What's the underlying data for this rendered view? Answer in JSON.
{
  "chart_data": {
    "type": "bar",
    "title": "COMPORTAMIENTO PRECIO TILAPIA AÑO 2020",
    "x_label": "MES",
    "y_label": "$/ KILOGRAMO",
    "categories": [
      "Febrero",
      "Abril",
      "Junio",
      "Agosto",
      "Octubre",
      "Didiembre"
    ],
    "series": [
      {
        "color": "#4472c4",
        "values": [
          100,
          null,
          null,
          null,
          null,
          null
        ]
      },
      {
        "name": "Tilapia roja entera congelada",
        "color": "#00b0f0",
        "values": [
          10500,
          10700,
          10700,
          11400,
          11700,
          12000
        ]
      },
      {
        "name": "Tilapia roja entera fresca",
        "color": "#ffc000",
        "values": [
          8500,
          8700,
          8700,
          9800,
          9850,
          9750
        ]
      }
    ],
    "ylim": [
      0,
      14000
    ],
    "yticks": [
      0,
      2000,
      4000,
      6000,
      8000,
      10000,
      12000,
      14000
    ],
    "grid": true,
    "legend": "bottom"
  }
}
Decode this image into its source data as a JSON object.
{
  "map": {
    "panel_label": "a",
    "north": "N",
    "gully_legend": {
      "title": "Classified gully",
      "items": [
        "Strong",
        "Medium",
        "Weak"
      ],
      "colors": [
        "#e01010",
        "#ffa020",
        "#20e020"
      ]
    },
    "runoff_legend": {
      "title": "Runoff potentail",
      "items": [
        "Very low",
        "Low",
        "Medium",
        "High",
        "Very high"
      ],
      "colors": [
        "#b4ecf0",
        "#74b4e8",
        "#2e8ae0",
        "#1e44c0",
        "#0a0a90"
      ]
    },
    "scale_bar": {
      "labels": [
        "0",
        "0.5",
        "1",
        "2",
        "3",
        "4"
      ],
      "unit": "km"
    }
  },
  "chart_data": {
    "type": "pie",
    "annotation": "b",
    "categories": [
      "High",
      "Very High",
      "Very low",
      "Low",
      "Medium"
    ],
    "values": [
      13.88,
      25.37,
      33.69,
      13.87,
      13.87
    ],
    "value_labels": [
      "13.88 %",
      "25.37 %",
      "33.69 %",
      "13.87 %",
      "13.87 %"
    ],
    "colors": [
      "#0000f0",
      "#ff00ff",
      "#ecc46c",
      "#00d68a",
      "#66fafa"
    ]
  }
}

**Exercise task:** Where a line of the records above holds the word "JSON", copy that line.

**Response to the task:**
What's the underlying data for this rendered view? Answer in JSON.
Decode this image into its source data as a JSON object.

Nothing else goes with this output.